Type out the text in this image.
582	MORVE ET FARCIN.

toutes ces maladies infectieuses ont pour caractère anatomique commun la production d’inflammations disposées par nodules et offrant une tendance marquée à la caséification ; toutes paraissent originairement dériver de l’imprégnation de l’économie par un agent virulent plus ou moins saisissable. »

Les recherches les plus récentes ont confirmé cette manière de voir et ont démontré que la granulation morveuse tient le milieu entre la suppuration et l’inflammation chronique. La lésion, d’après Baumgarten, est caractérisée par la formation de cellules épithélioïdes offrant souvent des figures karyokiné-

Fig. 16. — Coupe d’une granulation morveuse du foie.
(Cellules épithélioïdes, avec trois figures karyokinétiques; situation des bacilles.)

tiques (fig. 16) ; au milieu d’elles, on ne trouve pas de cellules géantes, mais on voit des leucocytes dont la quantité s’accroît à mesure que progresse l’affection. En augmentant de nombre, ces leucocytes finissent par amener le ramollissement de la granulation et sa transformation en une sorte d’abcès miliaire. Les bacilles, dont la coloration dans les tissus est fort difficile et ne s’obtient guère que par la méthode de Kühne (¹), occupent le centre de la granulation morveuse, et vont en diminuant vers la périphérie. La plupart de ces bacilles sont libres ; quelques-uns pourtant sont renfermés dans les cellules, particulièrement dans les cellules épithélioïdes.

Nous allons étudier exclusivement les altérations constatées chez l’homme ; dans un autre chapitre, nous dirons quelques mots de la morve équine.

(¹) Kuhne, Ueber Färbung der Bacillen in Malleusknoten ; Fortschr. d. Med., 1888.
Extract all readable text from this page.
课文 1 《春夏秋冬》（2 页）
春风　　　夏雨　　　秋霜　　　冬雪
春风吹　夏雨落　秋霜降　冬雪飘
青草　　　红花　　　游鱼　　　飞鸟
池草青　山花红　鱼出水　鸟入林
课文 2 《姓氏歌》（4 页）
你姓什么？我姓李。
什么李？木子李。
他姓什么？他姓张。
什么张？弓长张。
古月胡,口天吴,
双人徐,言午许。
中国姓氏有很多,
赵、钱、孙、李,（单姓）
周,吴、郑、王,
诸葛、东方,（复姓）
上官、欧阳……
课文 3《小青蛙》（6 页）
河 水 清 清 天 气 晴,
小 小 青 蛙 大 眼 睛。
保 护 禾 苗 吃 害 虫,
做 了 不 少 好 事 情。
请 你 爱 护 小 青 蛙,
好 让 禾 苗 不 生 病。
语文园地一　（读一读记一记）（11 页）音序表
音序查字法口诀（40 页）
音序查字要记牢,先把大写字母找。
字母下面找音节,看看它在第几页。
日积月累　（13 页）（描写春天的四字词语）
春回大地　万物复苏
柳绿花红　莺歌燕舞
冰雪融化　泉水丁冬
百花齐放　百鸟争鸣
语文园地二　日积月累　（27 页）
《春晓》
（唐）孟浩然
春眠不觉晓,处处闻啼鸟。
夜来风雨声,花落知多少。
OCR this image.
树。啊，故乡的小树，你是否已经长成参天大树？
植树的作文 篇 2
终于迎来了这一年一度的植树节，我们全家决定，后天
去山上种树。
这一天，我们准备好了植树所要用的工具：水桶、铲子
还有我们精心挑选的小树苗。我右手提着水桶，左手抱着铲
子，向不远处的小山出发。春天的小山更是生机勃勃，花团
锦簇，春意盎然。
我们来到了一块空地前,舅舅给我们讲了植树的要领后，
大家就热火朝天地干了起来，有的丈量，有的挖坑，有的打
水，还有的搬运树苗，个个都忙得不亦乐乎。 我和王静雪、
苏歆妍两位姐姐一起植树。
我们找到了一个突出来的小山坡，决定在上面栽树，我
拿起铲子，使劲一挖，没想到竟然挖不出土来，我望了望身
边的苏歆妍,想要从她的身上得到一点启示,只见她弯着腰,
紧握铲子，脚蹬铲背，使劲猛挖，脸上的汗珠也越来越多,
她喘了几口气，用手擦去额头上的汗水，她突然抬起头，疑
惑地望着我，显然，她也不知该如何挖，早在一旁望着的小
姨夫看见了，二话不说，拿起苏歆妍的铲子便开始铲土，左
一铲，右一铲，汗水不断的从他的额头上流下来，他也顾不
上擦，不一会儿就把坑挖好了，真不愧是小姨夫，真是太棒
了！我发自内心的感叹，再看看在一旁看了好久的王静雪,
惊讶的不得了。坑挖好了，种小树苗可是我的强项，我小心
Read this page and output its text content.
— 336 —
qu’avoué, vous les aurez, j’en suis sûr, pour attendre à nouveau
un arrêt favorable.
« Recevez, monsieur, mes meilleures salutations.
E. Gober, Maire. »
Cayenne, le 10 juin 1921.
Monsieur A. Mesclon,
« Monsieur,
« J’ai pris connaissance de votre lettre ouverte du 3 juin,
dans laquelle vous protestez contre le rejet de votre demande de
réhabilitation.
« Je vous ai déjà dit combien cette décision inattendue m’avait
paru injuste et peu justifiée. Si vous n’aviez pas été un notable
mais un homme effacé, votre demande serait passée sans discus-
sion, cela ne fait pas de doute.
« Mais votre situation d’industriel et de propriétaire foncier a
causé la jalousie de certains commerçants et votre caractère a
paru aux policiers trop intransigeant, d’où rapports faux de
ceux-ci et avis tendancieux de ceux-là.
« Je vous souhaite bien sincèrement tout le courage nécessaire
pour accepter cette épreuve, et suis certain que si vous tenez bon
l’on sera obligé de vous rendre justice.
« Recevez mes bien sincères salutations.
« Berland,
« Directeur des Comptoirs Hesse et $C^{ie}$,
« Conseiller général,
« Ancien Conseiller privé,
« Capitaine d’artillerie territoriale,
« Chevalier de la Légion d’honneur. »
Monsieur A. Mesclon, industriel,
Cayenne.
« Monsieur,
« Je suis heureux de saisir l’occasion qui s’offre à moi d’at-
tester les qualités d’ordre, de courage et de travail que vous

**AIM**
From the records above, copy every line that holds the word "Recevez".

**RESULT BELOW**
« Recevez, monsieur, mes meilleures salutations.
« Recevez mes bien sincères salutations.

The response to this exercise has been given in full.